------ Excerpt provided

Ooredoo group infra carveout progresses

Reporting by Yedda Wang & Taku Dzimwasha; Analysis by Olga Stahl, CFA

TMT Finance has learnt that Qatar-based telco group Ooredoo QSC [QE: ORDS] is inching towards a telecom infrastructure carveout in the Middle East and Africa (MEA).

Sources said that the telco group is considering carving out its telecom towers, datacentres and fibre assets separately which are owned by the group's subsidiaries in the MEA markets and running separate processes for these infrastructure assets.

The telco group is likely to hive off its tower portfolios first, then followed by datacentres and lastly fibre assets, sources said.

For the towers carveout, the Qatari telecom giant is thought to be working with a financial adviser which was mandated between Q2 and Q3 this year. Multiple sources said Morgan Stanley could be involved.

Sources added that Ooredoo has recently engaged a consultancy firm to help with the process, signalling the carveout could start soon.

The tower assets to be considered would include those owned by its mobile subsidiaries in Qatar, Kuwait, Oman, Iraq, Algeria, Tunisia, while tower assets in Palestine, Indonesia and Myanmar will be excluded, one source added.

The group is said to have around 20,000 towers in the MEA markets, two sources told TMT Finance, with one source saying the tower assets to be carved out could worth "several billion euros".

Ooredoo is considering options on the tower carveout which could be conducted through a sale-and-leaseback arrangement; and if the telco group proceeds with that arrangement, it could try selling its towers portfolio in one sale process rather than selling the towers market by market, according to one source.

Another source cautioned that such a sale arrangement would make it harder to divest assets, given there are only a few players that have the appetite to take over the assets in one purchase.

Meanwhile the telco group is also evaluating options for a datacentres carveout in MEA and looking to hire advisers, sources added.

The spinoff of the tower assets could be inspired by the recent telecom operators' tower transactions in Asia such as Telstra's towers carveout and Singtel's towers sale in Australia, which saw a huge interest from global investors, and both sales were wrapped up swiftly, therefore, the telco group is likely to prioritise the tower carveout first, sources commented.

Ooredoo's financial performance, leverage

The infra carveout comes as Ooredoo reported in H1 2021 revenue of QAR 14.5bn (US$3.98bn) showing an increase of 3% year-on-year (5% excluding foreign currencies impact) mainly driven by growth in Qatar, Indonesia, and Tunisia. EBITDA was QAR 6.4bn (US$1.76bn) growing at 7% and at 10% excluding FX impact, with an EBITDA margin of 44%. Net profit was reported negative QAR 956m (US$262.6m) due to impairments of QAR 2.34bn (US$642.86m), mainly from Ooredoo Myanmar, which was partially offset by profit from the sale and leaseback of Indosat Ooredoo's tower assets (QAR 1bn). Excluding the one offs and FX impact, net profit increased by 52%.

------------
------ Data extract

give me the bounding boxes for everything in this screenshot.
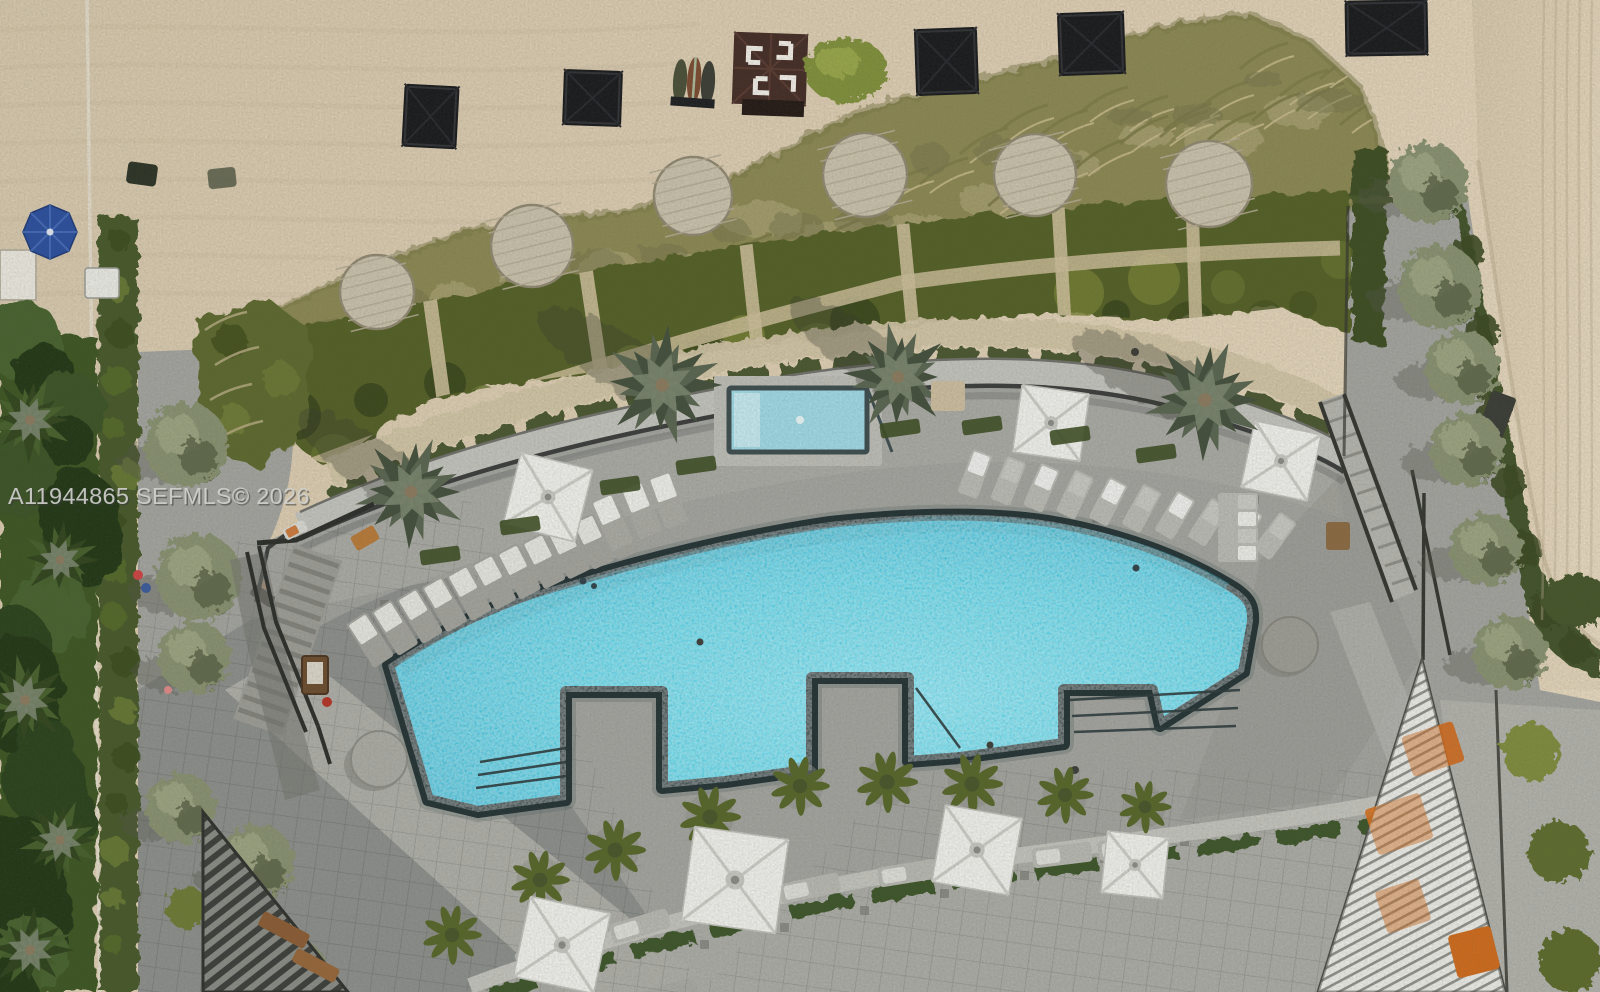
svg-text:A11944865 SEFMLS© 2026: A11944865 SEFMLS© 2026	[8, 483, 310, 509]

------------

#### Exercise tasks
(a) Using the Ooredoo carveout article, please explain in one to three sentences why one source warned that selling the whole tower portfolio in a single process could make the assets harder to divest.
(b) According to the Ooredoo carveout article, roughly how many towers does the group have in the MEA markets?

#### Responses in order
(a) Selling all the towers in one sale process would narrow the field of buyers. Only a few players have the appetite to take over the assets in one purchase.

(b) Around 20,000 towers.